**Raw data:**

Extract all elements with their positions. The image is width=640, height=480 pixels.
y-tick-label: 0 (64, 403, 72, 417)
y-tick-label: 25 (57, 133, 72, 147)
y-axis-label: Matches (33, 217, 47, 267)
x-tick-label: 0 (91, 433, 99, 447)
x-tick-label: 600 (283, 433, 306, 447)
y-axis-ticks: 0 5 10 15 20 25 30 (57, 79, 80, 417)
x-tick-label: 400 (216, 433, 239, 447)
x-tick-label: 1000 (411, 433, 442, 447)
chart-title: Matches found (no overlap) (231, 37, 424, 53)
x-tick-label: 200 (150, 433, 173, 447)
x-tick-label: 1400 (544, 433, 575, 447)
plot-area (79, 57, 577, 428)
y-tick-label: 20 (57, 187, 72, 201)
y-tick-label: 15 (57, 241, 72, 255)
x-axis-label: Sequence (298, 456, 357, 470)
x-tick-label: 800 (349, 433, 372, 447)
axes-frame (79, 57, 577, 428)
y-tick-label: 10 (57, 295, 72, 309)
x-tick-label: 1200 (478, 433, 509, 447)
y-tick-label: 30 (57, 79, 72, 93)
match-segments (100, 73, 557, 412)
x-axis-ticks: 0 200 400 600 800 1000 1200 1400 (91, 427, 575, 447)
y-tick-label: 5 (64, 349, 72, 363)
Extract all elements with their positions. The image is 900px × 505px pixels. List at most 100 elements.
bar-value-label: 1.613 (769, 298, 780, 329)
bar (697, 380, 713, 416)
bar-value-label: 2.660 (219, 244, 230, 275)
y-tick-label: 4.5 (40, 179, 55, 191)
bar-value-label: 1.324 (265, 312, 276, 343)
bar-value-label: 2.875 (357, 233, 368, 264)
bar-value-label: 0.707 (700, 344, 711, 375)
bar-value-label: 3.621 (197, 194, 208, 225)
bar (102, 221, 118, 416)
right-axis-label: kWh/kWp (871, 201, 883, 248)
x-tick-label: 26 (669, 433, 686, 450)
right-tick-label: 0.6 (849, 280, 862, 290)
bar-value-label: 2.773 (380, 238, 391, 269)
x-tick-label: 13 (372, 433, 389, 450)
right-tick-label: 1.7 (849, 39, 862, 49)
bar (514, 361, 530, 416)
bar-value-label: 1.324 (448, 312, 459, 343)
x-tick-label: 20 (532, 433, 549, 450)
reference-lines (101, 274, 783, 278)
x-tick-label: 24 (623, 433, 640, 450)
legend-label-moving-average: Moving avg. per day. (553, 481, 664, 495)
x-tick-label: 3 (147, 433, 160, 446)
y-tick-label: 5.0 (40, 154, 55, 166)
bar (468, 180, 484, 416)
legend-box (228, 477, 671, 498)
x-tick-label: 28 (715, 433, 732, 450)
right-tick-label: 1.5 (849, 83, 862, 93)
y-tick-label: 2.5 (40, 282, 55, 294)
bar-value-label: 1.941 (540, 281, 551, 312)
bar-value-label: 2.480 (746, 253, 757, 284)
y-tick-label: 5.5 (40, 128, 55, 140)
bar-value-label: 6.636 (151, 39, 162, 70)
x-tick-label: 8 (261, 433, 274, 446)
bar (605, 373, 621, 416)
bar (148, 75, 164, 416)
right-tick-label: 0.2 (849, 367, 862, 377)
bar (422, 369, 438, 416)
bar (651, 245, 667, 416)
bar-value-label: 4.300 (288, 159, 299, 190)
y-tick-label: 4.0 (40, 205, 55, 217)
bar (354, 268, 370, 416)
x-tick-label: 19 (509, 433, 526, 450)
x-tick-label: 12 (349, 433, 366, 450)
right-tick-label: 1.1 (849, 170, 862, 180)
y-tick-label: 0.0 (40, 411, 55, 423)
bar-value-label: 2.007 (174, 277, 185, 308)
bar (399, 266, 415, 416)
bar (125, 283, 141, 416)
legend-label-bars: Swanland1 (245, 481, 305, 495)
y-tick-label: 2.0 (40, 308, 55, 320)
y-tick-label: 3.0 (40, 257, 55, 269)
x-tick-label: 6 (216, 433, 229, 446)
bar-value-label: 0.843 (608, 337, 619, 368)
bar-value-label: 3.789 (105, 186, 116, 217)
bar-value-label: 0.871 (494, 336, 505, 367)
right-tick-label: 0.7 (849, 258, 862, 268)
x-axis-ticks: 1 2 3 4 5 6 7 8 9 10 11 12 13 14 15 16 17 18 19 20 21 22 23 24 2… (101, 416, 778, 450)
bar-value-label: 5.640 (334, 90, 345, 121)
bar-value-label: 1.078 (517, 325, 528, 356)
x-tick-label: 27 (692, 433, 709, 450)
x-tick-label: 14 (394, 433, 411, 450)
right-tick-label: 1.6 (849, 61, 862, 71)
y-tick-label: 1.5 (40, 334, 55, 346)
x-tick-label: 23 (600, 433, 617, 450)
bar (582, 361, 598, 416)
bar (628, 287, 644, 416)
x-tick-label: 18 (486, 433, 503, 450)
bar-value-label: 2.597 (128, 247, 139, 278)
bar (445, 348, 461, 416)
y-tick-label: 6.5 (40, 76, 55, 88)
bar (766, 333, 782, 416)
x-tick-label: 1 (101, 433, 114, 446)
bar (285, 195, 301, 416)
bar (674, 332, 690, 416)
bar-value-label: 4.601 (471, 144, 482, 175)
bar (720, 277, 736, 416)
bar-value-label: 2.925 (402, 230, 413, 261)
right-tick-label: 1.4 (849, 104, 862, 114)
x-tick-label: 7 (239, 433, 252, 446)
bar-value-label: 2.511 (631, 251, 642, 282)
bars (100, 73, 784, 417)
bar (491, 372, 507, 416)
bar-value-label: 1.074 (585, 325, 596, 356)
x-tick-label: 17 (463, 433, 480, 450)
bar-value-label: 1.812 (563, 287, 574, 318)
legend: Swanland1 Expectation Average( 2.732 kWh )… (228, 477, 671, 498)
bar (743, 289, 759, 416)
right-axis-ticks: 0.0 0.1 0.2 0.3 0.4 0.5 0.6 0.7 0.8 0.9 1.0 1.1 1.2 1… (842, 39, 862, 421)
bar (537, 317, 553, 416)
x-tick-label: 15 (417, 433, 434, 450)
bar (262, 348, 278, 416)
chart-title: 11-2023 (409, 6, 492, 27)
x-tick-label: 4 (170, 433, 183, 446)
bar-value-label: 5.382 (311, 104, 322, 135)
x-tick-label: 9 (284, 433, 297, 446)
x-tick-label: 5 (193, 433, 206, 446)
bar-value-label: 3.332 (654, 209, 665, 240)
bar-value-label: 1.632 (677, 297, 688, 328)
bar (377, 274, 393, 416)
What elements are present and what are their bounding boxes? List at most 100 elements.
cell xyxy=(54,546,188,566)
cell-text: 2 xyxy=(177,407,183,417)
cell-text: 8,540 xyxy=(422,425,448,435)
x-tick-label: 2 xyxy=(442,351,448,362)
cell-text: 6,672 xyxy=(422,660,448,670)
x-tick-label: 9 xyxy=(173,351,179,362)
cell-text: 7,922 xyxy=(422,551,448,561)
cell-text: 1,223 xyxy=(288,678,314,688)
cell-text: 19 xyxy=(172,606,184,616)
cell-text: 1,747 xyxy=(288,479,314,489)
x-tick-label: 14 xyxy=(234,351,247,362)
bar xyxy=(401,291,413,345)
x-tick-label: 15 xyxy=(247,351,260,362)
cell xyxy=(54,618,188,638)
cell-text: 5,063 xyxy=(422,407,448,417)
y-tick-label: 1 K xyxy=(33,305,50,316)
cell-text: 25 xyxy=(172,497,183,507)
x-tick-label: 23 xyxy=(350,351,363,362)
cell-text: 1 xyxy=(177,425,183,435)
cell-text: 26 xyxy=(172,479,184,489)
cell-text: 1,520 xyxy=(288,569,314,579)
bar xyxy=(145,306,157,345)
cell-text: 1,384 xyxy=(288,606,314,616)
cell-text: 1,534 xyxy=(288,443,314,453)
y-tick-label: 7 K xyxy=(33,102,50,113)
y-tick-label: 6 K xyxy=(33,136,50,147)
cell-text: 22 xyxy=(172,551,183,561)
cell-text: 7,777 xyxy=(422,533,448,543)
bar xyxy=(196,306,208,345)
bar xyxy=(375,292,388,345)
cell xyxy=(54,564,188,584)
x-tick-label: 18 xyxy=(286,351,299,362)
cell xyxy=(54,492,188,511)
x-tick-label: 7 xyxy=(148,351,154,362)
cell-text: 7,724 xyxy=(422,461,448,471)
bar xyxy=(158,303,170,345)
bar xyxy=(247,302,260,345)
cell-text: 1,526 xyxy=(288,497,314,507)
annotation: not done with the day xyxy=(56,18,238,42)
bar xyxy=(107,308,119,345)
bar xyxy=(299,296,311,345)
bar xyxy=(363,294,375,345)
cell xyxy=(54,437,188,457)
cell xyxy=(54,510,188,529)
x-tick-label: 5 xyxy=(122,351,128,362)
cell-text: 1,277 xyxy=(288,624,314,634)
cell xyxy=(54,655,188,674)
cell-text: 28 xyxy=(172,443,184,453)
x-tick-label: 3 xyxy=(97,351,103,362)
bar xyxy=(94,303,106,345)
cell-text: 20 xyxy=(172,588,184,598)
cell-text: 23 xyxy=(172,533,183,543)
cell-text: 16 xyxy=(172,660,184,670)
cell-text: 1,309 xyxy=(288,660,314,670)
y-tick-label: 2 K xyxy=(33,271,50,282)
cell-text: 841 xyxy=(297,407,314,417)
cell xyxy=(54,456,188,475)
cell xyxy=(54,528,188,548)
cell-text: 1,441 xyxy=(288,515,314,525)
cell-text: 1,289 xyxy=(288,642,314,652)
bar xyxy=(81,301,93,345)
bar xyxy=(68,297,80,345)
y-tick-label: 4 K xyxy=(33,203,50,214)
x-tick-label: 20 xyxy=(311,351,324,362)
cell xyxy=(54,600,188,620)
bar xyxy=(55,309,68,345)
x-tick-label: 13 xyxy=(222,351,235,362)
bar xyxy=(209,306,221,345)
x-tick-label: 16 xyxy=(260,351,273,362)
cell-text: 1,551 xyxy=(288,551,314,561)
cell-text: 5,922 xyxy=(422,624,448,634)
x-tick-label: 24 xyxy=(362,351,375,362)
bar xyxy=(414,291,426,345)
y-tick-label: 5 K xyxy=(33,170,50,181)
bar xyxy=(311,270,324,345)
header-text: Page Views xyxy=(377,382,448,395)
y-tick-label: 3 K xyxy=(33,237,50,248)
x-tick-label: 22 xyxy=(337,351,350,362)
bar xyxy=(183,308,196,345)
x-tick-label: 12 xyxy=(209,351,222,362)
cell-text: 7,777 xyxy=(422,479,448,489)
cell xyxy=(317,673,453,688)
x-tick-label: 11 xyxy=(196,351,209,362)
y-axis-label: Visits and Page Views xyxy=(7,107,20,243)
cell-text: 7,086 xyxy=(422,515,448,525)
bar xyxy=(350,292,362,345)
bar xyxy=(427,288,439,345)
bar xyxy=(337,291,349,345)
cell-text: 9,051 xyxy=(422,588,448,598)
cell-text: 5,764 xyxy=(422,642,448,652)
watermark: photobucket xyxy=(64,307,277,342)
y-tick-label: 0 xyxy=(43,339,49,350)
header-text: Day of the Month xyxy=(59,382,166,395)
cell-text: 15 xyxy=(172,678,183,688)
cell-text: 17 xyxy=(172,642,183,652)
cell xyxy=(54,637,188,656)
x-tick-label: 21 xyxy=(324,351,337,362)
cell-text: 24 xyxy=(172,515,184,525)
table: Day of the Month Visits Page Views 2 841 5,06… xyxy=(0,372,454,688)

**Request:** Copy out the data word for word, from its first line through the line containing "bar-value-label: 1.324 (265, 312, 276, 343)", including that line.

**Task result:**
Extract all elements with their positions. The image is width=640, height=480 pixels.
y-tick-label: 0 (64, 403, 72, 417)
y-tick-label: 25 (57, 133, 72, 147)
y-axis-label: Matches (33, 217, 47, 267)
x-tick-label: 0 (91, 433, 99, 447)
x-tick-label: 600 (283, 433, 306, 447)
y-axis-ticks: 0 5 10 15 20 25 30 (57, 79, 80, 417)
x-tick-label: 400 (216, 433, 239, 447)
x-tick-label: 1000 (411, 433, 442, 447)
chart-title: Matches found (no overlap) (231, 37, 424, 53)
x-tick-label: 200 (150, 433, 173, 447)
x-tick-label: 1400 (544, 433, 575, 447)
plot-area (79, 57, 577, 428)
y-tick-label: 20 (57, 187, 72, 201)
y-tick-label: 15 (57, 241, 72, 255)
x-axis-label: Sequence (298, 456, 357, 470)
x-tick-label: 800 (349, 433, 372, 447)
axes-frame (79, 57, 577, 428)
y-tick-label: 10 (57, 295, 72, 309)
x-tick-label: 1200 (478, 433, 509, 447)
y-tick-label: 30 (57, 79, 72, 93)
match-segments (100, 73, 557, 412)
x-axis-ticks: 0 200 400 600 800 1000 1200 1400 (91, 427, 575, 447)
y-tick-label: 5 (64, 349, 72, 363)
Extract all elements with their positions. The image is 900px × 505px pixels. List at most 100 elements.
bar-value-label: 1.613 (769, 298, 780, 329)
bar (697, 380, 713, 416)
bar-value-label: 2.660 (219, 244, 230, 275)
y-tick-label: 4.5 (40, 179, 55, 191)
bar-value-label: 1.324 (265, 312, 276, 343)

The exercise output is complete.